[Work instructions]: Reproduce exactly the lines from the one containing "Transcribe this image's" through the last line of the data, both ends included.

[Records provided]:
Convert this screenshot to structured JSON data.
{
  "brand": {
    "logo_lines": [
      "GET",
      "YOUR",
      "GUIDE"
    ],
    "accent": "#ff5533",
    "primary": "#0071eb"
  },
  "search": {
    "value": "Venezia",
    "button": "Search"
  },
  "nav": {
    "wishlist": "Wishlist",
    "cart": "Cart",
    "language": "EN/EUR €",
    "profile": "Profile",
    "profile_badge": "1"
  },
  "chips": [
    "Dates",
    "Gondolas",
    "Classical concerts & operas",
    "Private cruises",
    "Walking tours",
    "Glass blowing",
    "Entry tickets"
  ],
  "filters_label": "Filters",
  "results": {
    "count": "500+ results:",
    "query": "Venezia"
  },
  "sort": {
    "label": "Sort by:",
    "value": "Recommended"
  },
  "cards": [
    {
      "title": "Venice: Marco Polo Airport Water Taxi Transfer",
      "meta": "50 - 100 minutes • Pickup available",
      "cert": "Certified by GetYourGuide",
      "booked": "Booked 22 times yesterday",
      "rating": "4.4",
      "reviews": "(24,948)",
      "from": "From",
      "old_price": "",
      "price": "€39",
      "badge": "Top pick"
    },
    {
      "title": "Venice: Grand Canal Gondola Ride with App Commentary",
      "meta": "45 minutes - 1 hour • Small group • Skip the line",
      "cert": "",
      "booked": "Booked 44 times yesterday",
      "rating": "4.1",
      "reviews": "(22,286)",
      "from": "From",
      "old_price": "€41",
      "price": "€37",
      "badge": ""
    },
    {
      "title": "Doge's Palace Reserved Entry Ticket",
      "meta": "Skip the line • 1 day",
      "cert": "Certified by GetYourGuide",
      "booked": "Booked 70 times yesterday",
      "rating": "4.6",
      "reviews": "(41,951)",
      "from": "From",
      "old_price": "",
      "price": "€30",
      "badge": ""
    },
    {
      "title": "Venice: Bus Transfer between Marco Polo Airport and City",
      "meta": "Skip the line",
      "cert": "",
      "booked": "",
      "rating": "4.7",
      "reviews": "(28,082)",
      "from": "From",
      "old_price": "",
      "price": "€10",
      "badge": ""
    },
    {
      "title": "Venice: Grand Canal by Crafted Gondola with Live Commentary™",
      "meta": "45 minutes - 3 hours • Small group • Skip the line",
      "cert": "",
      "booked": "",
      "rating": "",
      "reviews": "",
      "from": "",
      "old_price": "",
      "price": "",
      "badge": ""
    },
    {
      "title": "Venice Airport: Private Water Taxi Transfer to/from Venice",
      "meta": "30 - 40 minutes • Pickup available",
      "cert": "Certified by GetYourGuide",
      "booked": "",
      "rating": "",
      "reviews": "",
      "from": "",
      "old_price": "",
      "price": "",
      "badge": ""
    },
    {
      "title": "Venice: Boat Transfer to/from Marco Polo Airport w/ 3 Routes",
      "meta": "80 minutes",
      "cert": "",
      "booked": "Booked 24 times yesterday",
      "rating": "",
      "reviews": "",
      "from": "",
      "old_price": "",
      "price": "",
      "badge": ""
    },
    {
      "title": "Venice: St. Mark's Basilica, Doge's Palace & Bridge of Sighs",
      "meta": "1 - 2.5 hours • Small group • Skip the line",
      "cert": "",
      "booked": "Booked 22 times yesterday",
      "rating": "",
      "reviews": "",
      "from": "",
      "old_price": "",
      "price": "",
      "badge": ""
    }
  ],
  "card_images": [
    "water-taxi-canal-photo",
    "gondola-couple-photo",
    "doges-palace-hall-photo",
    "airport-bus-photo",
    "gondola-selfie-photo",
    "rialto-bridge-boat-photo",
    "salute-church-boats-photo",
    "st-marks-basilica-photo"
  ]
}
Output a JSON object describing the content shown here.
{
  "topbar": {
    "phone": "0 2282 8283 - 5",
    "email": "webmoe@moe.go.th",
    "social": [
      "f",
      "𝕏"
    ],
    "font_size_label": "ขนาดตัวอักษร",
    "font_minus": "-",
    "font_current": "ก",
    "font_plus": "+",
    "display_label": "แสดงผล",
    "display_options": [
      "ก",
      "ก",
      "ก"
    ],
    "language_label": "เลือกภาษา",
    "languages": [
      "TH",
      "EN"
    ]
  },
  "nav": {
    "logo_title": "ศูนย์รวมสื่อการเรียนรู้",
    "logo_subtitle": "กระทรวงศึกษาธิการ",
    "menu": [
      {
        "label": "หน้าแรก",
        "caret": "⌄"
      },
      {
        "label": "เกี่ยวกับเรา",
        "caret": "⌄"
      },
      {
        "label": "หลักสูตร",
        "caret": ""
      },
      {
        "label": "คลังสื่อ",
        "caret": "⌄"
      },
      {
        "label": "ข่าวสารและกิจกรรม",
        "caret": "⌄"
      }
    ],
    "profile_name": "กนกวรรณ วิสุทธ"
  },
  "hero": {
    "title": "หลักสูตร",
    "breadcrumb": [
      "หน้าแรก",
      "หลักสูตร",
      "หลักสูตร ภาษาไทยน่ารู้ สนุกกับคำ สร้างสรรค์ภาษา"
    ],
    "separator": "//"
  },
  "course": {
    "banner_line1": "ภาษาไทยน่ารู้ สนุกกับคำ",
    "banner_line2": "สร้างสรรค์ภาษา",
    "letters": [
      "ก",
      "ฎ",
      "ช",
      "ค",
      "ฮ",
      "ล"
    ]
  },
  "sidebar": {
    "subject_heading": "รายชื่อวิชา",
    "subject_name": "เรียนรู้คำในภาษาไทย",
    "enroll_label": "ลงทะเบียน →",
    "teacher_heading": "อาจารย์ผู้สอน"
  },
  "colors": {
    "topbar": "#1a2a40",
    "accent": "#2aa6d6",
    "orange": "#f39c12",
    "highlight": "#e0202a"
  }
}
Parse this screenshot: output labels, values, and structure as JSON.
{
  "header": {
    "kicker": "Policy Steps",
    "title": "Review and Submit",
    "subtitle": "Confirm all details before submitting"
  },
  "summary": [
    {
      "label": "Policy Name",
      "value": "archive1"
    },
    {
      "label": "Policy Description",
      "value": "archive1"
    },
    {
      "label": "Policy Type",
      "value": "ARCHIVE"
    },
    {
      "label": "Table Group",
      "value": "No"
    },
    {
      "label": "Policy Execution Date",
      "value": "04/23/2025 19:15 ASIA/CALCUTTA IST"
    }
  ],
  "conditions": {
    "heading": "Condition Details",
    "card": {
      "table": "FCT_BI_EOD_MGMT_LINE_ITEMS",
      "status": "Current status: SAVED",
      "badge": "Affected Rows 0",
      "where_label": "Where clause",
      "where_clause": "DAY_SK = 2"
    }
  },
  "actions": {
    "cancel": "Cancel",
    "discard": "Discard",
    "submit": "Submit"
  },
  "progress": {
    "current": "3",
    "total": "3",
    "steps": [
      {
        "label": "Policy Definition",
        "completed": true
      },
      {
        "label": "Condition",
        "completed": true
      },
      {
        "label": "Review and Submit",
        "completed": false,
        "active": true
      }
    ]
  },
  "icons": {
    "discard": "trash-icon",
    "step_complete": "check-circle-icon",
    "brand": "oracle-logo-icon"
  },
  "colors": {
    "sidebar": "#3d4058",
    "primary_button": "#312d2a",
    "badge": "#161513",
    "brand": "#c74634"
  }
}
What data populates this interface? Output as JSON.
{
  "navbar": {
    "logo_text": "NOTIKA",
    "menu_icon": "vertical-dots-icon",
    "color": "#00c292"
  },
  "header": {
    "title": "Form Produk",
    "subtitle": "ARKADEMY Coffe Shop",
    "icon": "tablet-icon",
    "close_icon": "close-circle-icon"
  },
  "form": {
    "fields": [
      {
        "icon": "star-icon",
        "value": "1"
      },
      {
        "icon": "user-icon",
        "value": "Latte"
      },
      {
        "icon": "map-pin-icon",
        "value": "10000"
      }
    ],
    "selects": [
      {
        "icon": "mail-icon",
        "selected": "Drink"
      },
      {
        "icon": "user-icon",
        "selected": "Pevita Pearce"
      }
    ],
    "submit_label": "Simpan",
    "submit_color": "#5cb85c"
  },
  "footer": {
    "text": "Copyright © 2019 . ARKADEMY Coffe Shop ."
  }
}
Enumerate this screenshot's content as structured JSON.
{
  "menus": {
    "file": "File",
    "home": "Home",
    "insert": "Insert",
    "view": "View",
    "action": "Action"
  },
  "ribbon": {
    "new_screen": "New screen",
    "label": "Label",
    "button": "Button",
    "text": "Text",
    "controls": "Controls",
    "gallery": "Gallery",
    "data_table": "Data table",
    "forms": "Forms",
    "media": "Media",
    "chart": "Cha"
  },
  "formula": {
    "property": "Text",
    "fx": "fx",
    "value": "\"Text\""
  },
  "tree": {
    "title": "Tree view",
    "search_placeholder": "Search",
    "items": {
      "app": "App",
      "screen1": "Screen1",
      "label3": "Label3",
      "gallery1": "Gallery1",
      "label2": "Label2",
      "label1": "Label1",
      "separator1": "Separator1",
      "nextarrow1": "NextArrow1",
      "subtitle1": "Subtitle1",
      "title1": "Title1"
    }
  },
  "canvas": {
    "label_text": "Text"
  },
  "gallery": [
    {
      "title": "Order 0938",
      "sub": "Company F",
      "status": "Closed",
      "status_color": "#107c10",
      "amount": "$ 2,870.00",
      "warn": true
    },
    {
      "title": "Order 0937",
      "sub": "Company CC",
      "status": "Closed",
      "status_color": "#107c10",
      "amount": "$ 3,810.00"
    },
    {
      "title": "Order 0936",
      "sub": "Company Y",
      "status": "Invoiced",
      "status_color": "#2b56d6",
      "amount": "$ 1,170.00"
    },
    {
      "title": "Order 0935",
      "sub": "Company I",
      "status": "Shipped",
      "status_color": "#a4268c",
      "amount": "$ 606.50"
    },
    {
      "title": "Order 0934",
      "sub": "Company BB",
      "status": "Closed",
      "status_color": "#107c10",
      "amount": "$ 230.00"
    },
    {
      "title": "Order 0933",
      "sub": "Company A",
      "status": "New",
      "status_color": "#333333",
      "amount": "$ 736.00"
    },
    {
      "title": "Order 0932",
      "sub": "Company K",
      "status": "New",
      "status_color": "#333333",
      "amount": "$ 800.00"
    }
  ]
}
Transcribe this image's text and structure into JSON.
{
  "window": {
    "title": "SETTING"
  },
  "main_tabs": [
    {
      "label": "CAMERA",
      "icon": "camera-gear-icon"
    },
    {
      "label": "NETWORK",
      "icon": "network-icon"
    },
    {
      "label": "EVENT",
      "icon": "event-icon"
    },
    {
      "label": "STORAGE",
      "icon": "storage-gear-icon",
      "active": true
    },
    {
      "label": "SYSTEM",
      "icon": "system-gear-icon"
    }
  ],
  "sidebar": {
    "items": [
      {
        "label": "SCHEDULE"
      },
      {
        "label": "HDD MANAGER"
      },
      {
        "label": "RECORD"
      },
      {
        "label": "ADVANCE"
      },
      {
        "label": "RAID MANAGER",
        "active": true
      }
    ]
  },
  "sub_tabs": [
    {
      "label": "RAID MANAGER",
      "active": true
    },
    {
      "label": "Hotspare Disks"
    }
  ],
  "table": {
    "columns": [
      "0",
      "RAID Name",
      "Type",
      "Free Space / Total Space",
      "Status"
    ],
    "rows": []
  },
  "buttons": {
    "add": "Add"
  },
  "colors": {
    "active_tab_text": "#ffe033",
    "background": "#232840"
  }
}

[Completed task]:
Transcribe this image's text and structure into JSON.
{
  "window": {
    "title": "SETTING"
  },
  "main_tabs": [
    {
      "label": "CAMERA",
      "icon": "camera-gear-icon"
    },
    {
      "label": "NETWORK",
      "icon": "network-icon"
    },
    {
      "label": "EVENT",
      "icon": "event-icon"
    },
    {
      "label": "STORAGE",
      "icon": "storage-gear-icon",
      "active": true
    },
    {
      "label": "SYSTEM",
      "icon": "system-gear-icon"
    }
  ],
  "sidebar": {
    "items": [
      {
        "label": "SCHEDULE"
      },
      {
        "label": "HDD MANAGER"
      },
      {
        "label": "RECORD"
      },
      {
        "label": "ADVANCE"
      },
      {
        "label": "RAID MANAGER",
        "active": true
      }
    ]
  },
  "sub_tabs": [
    {
      "label": "RAID MANAGER",
      "active": true
    },
    {
      "label": "Hotspare Disks"
    }
  ],
  "table": {
    "columns": [
      "0",
      "RAID Name",
      "Type",
      "Free Space / Total Space",
      "Status"
    ],
    "rows": []
  },
  "buttons": {
    "add": "Add"
  },
  "colors": {
    "active_tab_text": "#ffe033",
    "background": "#232840"
  }
}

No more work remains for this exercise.